= RECORDS SHOWN =
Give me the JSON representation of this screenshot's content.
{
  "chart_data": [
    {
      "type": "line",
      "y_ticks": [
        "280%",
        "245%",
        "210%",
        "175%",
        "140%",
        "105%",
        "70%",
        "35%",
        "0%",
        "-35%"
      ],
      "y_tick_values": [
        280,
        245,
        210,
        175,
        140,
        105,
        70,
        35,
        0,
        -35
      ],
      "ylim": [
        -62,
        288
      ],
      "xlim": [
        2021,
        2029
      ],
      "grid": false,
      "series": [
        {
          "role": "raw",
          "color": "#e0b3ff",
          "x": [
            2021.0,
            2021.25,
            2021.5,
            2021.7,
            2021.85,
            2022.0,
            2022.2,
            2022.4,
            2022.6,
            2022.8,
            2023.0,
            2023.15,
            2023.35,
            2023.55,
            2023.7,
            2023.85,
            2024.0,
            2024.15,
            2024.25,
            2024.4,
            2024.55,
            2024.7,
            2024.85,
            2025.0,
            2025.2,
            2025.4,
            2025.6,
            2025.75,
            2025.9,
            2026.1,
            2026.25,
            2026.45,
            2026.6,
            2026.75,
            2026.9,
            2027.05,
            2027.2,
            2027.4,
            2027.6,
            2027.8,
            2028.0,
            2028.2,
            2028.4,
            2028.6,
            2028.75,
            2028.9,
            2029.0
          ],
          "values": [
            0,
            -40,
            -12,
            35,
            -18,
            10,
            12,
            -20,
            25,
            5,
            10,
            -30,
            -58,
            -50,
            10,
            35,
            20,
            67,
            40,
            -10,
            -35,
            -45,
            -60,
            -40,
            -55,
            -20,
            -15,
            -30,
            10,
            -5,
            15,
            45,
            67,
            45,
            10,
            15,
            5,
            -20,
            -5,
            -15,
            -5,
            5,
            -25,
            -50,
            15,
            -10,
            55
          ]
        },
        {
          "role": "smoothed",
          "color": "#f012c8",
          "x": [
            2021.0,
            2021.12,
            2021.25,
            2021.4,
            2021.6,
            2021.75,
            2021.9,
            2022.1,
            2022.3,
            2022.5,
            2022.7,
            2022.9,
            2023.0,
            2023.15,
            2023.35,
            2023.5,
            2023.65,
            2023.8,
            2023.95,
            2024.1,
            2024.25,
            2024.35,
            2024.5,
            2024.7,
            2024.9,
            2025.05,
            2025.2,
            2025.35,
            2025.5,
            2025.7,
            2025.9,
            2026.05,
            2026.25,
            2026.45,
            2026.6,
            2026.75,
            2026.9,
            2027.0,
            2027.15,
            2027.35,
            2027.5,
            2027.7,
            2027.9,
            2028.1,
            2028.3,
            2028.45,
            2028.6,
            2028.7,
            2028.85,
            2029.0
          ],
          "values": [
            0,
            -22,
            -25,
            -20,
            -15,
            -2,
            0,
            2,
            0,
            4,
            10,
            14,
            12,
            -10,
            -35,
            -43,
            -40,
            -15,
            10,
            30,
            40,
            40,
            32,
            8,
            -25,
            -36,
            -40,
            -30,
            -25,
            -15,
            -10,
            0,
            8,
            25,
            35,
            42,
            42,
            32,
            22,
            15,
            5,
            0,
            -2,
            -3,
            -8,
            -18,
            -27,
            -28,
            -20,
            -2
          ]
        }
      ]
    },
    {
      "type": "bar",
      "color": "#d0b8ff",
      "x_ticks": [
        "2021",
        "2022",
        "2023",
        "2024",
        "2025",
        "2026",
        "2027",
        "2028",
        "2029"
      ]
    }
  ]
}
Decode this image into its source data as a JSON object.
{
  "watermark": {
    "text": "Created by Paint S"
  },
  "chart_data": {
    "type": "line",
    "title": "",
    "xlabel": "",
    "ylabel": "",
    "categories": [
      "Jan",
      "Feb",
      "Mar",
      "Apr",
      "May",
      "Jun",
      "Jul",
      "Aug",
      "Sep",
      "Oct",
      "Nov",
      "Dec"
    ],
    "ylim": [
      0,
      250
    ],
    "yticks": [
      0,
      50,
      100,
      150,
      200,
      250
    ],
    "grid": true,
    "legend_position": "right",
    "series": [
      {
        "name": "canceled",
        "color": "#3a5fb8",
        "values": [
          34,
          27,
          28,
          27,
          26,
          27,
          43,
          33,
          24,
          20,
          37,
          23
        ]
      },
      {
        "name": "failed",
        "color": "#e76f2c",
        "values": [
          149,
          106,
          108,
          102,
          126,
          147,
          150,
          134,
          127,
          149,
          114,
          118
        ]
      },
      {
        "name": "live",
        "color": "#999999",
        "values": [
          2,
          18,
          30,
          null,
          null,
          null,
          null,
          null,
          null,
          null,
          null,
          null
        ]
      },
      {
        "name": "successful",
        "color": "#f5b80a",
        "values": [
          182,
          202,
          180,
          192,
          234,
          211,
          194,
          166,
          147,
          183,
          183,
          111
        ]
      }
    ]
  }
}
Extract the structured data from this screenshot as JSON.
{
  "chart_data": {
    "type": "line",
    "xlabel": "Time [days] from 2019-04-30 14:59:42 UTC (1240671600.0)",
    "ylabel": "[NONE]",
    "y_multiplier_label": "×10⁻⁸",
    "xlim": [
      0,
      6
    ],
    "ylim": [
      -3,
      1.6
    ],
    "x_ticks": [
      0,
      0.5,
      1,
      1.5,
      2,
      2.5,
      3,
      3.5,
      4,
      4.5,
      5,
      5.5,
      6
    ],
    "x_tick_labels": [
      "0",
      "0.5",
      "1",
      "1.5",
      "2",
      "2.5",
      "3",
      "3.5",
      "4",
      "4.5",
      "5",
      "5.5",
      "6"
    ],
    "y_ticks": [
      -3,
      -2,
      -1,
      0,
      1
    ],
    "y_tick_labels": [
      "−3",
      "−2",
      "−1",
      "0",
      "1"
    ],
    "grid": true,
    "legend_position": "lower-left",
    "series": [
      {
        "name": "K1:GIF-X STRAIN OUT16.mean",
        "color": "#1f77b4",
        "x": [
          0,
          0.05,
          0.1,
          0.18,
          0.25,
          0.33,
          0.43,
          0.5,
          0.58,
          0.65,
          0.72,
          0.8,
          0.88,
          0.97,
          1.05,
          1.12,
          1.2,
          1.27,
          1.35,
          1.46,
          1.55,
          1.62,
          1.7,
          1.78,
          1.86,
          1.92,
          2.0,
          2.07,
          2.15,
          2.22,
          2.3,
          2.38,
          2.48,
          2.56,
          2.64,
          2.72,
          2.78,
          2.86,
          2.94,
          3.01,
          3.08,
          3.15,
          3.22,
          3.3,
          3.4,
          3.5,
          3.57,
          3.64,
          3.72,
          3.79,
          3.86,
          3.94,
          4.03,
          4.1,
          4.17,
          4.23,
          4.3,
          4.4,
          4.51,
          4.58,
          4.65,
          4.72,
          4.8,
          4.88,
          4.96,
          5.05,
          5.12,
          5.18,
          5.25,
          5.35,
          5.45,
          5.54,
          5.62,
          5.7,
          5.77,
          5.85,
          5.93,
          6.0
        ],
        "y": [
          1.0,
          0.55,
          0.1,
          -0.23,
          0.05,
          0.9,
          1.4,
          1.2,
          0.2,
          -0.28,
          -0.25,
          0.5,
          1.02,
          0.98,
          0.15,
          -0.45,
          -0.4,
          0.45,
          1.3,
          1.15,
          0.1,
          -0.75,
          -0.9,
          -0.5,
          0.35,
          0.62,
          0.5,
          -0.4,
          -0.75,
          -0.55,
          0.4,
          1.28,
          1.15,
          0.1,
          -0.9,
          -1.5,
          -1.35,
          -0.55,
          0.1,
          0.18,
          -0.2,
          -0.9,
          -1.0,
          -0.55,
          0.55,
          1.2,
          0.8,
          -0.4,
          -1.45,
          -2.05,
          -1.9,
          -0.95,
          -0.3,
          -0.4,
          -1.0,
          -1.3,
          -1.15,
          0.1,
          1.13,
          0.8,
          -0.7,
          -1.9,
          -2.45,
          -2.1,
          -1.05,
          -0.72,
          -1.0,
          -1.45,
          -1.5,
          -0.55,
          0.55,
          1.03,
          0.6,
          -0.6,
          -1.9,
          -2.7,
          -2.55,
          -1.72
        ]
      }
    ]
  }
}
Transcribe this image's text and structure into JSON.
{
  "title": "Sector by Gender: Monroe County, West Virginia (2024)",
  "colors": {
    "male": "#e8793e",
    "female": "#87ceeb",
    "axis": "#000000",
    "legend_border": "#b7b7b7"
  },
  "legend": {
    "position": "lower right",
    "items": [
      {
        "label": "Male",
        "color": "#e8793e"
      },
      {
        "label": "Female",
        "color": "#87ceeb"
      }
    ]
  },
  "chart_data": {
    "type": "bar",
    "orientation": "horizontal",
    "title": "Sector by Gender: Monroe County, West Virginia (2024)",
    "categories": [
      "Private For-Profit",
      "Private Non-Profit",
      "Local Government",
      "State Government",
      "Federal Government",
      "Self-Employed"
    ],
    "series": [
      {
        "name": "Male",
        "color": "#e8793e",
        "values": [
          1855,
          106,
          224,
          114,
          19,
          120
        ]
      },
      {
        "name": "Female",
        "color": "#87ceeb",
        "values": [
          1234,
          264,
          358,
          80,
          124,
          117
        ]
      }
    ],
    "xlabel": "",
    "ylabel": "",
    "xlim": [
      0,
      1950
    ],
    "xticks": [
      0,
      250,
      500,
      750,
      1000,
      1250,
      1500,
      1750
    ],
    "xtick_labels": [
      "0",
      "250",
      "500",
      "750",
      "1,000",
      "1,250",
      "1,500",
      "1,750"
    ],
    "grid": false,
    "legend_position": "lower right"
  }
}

= STATED GOAL =
Where does the word "grid" appear in the listing? List each line that holds it.

= REPLY TO THE EXERCISE =
      "grid": false,
    "grid": true,
    "grid": true,
    "grid": false,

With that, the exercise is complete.